+++ Materials provided
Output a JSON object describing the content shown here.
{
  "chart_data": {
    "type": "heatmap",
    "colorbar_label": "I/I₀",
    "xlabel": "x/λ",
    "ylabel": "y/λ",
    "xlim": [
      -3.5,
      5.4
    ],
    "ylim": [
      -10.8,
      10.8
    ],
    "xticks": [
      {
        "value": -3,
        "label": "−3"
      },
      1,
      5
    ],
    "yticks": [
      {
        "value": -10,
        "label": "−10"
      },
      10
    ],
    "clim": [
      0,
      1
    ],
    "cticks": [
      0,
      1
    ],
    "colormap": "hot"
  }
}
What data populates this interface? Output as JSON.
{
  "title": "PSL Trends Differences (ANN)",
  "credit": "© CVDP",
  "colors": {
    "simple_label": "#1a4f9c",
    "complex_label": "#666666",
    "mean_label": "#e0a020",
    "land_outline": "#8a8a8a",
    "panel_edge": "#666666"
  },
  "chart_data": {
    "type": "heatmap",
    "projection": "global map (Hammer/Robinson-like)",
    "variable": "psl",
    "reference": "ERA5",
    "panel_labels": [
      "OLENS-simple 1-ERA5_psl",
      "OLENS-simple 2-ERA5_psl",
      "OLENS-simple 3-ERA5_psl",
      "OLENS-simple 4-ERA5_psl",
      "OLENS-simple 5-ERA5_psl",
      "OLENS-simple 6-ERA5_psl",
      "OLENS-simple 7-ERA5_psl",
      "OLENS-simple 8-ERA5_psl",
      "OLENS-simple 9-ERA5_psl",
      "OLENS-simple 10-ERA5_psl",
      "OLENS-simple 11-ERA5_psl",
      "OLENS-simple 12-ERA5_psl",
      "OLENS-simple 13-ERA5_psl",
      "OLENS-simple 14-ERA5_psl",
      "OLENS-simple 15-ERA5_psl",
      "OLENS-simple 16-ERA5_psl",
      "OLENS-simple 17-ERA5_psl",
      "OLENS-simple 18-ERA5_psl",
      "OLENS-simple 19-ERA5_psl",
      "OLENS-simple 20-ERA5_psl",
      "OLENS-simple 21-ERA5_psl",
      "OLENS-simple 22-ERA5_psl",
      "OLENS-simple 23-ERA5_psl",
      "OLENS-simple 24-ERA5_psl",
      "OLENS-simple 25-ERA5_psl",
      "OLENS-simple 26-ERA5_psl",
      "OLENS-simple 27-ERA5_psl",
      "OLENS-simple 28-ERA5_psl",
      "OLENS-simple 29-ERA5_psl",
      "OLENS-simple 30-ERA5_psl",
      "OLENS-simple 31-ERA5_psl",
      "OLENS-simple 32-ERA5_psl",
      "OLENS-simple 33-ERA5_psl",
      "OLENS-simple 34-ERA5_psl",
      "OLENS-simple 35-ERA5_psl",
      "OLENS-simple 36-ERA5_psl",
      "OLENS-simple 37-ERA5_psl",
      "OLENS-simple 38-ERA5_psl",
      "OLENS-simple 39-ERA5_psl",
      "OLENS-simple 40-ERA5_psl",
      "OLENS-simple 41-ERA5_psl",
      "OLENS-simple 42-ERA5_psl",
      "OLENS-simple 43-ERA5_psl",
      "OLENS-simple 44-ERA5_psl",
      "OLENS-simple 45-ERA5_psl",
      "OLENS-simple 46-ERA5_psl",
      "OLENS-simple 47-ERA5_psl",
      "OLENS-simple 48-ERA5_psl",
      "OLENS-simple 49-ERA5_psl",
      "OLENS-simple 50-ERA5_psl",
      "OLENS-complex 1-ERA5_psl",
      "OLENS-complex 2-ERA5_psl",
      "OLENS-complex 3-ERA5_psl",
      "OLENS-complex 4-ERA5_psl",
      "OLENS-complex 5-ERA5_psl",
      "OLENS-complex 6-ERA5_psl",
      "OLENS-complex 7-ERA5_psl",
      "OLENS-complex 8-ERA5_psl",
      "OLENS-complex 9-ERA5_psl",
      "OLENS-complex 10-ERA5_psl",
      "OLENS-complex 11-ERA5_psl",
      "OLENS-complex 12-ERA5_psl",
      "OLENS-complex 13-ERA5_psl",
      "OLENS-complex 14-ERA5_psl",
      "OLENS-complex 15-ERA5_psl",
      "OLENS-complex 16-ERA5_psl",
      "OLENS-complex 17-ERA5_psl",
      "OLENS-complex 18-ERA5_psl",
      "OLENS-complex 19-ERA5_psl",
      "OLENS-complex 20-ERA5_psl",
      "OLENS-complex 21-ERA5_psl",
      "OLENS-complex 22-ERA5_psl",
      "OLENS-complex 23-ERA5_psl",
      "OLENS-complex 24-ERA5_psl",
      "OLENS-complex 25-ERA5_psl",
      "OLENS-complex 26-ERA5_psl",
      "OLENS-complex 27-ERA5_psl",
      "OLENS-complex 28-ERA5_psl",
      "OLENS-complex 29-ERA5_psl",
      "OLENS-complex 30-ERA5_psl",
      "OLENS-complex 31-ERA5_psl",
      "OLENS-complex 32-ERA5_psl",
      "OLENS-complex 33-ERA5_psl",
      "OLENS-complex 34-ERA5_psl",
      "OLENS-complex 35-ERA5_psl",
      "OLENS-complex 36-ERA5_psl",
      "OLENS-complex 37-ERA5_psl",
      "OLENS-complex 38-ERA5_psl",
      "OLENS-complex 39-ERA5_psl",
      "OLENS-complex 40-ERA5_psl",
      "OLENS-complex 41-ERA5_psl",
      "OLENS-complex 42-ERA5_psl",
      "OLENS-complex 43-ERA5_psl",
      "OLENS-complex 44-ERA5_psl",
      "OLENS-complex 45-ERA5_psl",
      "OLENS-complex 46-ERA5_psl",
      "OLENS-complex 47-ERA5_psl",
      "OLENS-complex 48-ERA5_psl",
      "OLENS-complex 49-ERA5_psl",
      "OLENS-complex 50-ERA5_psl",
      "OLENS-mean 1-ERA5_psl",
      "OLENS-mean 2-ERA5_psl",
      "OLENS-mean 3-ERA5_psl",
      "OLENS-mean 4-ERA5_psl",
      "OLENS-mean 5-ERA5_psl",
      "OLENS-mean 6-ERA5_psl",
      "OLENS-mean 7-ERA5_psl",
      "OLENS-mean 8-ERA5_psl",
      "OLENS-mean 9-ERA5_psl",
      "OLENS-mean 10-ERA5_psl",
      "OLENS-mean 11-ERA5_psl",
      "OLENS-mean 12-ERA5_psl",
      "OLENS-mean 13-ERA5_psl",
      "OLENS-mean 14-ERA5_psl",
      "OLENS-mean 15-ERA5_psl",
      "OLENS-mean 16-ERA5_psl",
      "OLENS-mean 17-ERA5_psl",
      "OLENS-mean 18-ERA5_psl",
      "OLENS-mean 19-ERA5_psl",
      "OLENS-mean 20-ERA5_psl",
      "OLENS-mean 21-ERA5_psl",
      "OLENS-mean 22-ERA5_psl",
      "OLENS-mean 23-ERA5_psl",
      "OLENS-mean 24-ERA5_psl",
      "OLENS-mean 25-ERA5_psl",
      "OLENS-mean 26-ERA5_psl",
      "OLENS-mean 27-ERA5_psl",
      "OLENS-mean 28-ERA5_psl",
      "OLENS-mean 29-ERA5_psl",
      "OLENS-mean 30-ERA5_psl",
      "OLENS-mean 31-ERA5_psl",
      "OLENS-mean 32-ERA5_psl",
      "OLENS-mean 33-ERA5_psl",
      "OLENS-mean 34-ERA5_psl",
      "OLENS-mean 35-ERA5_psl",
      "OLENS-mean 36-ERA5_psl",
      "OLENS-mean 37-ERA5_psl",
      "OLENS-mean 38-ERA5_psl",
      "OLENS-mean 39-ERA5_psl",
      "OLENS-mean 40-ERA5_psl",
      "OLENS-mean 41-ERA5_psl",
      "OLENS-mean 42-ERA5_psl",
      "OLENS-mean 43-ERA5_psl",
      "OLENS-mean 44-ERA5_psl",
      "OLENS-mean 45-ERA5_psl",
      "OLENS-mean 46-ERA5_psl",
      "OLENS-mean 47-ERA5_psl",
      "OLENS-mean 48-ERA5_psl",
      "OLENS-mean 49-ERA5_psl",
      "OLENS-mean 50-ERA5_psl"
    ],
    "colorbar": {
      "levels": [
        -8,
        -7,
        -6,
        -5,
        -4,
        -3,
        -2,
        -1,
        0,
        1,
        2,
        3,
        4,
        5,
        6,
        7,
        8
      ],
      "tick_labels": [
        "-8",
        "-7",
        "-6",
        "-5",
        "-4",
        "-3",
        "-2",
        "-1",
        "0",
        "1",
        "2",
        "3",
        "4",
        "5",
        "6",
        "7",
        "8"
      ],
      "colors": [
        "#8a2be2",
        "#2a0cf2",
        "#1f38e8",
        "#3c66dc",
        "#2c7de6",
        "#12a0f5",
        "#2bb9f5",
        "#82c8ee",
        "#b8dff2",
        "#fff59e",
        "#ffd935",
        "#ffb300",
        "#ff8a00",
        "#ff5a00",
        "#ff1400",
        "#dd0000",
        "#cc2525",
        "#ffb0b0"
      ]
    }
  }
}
++++++
Short problem. From the listing above, copy out each line where the word "JSON" appears.

Task solution.
Output a JSON object describing the content shown here.
What data populates this interface? Output as JSON.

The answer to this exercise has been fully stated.